» Required work
Reproduce the lines below, swapping each occurrence of "data-label" for "value-label" and leaving everything else unchanged.
____ Records to use
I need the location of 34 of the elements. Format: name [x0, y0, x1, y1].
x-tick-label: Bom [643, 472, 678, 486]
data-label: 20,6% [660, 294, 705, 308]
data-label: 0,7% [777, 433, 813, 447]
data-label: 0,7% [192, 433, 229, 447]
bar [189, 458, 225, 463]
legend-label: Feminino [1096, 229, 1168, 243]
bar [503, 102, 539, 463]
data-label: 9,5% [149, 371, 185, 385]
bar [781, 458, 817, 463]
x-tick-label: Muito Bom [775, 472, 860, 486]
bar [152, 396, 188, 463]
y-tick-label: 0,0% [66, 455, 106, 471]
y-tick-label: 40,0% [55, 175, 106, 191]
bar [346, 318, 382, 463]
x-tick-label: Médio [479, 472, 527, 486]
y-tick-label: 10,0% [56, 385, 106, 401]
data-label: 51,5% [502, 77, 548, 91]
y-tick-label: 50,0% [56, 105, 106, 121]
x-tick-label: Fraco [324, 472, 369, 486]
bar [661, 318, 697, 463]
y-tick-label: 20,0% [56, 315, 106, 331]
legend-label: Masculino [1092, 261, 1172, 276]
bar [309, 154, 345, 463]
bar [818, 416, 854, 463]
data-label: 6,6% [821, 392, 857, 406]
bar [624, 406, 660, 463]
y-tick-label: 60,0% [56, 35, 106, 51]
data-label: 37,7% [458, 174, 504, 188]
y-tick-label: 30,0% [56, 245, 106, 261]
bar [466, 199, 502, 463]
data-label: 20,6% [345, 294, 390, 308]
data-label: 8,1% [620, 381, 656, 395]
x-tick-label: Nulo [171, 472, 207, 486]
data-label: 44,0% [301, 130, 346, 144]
________
» Exercise output
I need the location of 34 of the elements. Format: name [x0, y0, x1, y1].
x-tick-label: Bom [643, 472, 678, 486]
value-label: 20,6% [660, 294, 705, 308]
value-label: 0,7% [777, 433, 813, 447]
value-label: 0,7% [192, 433, 229, 447]
bar [189, 458, 225, 463]
legend-label: Feminino [1096, 229, 1168, 243]
bar [503, 102, 539, 463]
value-label: 9,5% [149, 371, 185, 385]
bar [781, 458, 817, 463]
x-tick-label: Muito Bom [775, 472, 860, 486]
bar [152, 396, 188, 463]
y-tick-label: 0,0% [66, 455, 106, 471]
y-tick-label: 40,0% [55, 175, 106, 191]
bar [346, 318, 382, 463]
x-tick-label: Médio [479, 472, 527, 486]
y-tick-label: 10,0% [56, 385, 106, 401]
value-label: 51,5% [502, 77, 548, 91]
y-tick-label: 50,0% [56, 105, 106, 121]
x-tick-label: Fraco [324, 472, 369, 486]
bar [661, 318, 697, 463]
y-tick-label: 20,0% [56, 315, 106, 331]
legend-label: Masculino [1092, 261, 1172, 276]
bar [309, 154, 345, 463]
bar [818, 416, 854, 463]
value-label: 6,6% [821, 392, 857, 406]
bar [624, 406, 660, 463]
y-tick-label: 60,0% [56, 35, 106, 51]
value-label: 37,7% [458, 174, 504, 188]
y-tick-label: 30,0% [56, 245, 106, 261]
bar [466, 199, 502, 463]
value-label: 20,6% [345, 294, 390, 308]
value-label: 8,1% [620, 381, 656, 395]
x-tick-label: Nulo [171, 472, 207, 486]
value-label: 44,0% [301, 130, 346, 144]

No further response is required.